▶ PROBLEM REQUIREMENTS
Keep the images out and copy every entry below exactly.

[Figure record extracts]
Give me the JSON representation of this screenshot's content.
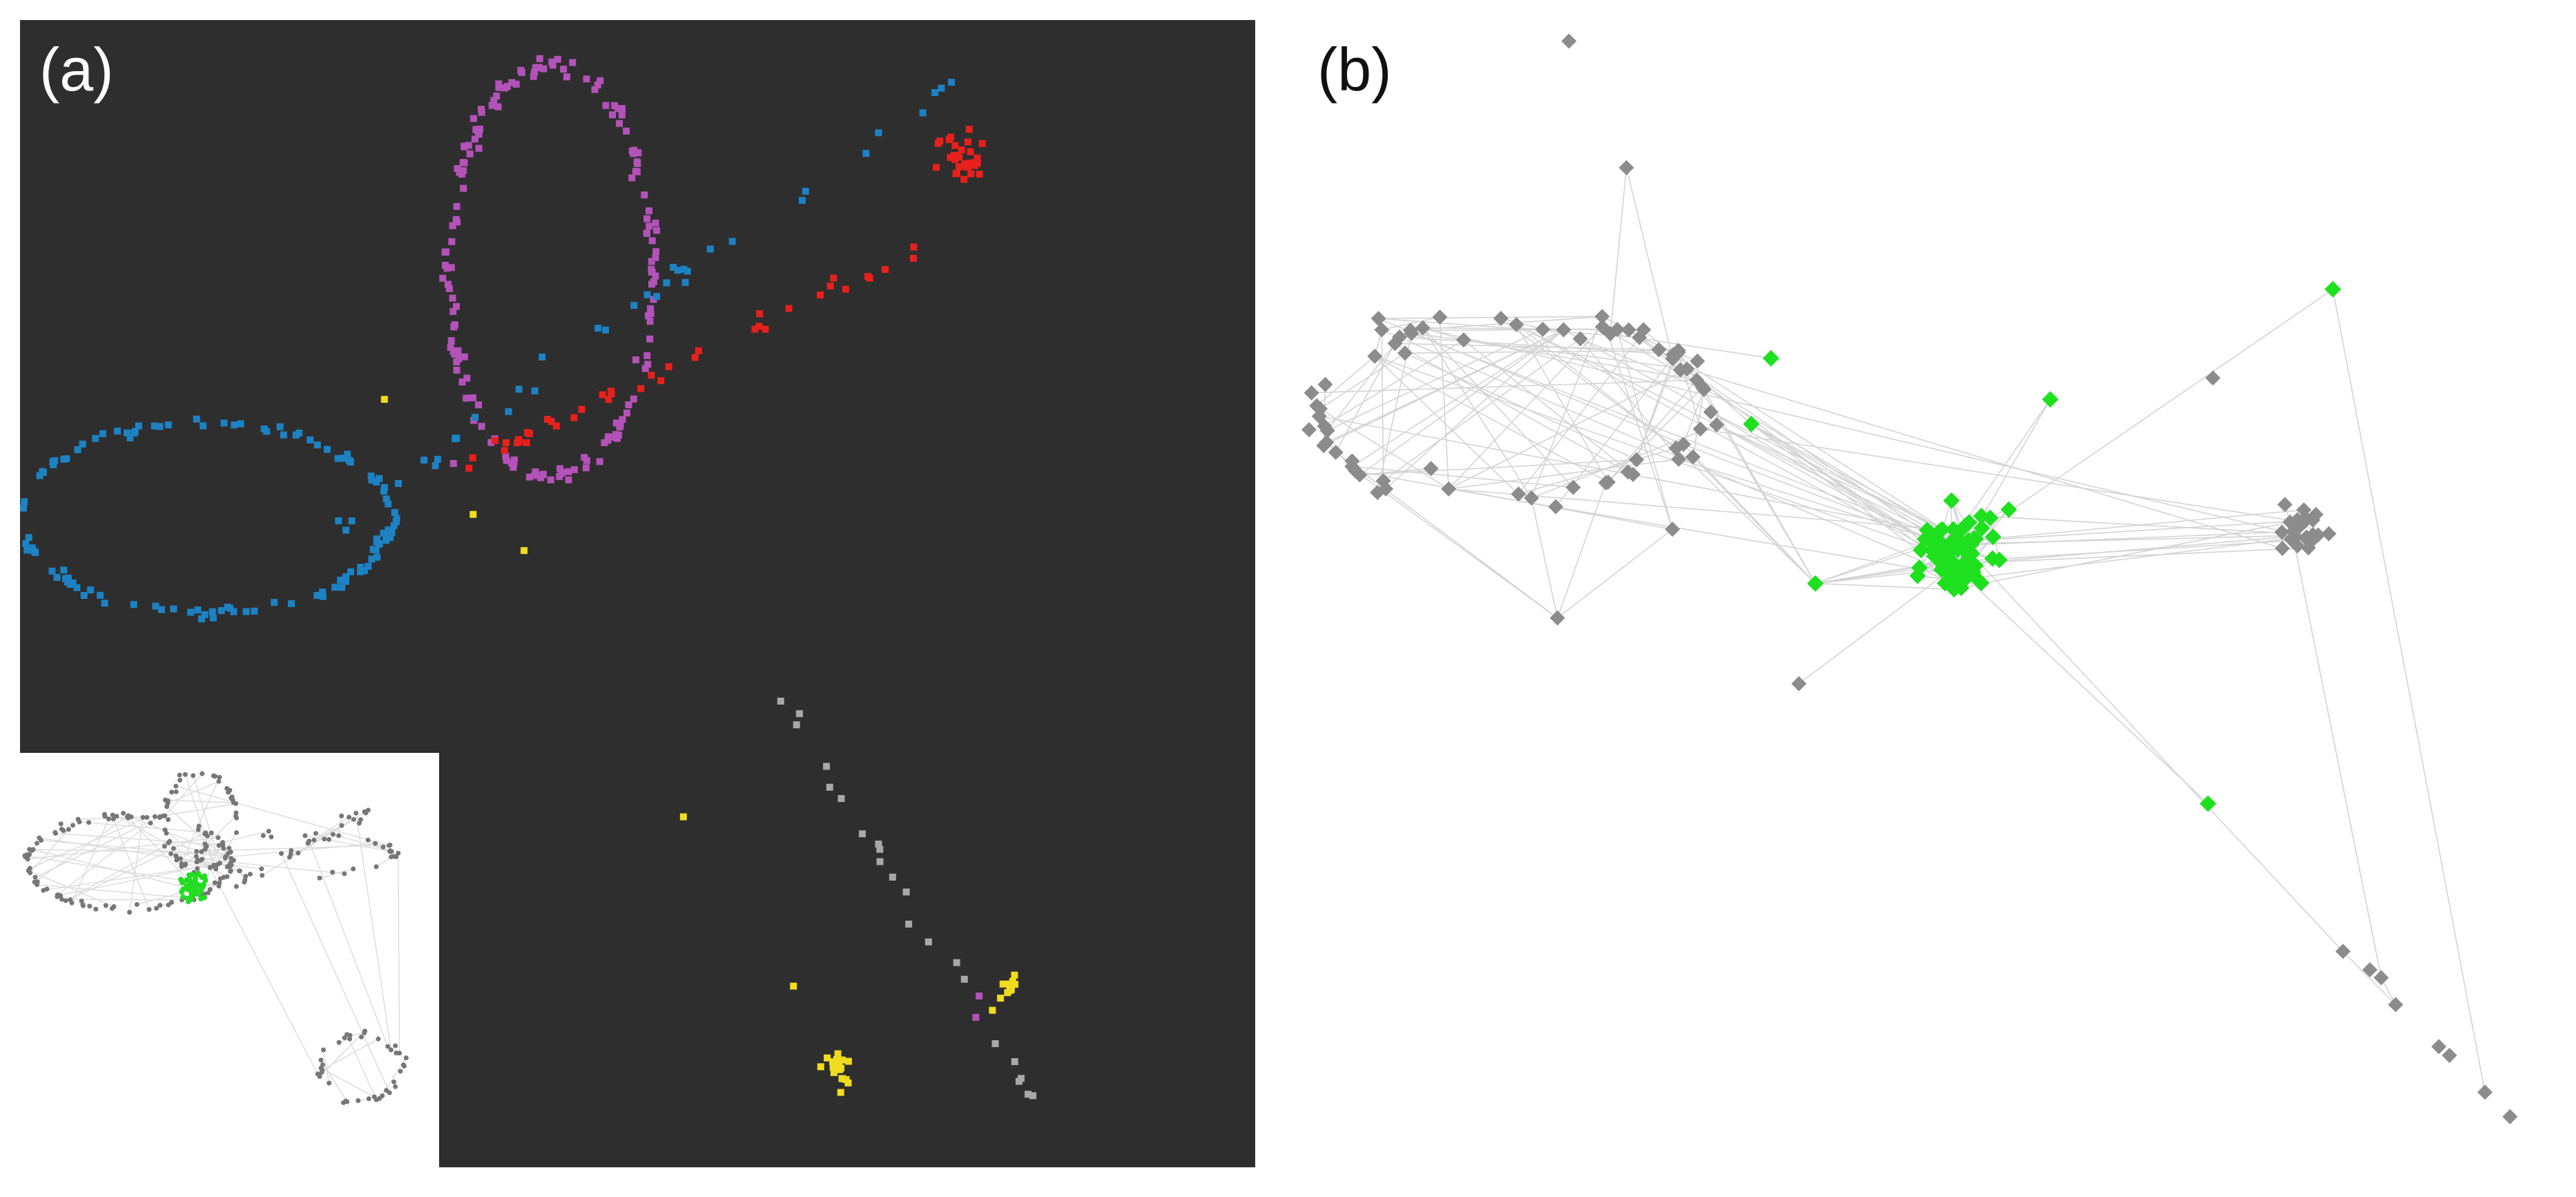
{
  "panels": [
    {
      "label": "(a)"
    },
    {
      "label": "(b)"
    }
  ]
}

▶ TASK RESPONSE
Give me the JSON representation of this screenshot's content.
{
  "panels": [
    {
      "label": "(a)"
    },
    {
      "label": "(b)"
    }
  ]
}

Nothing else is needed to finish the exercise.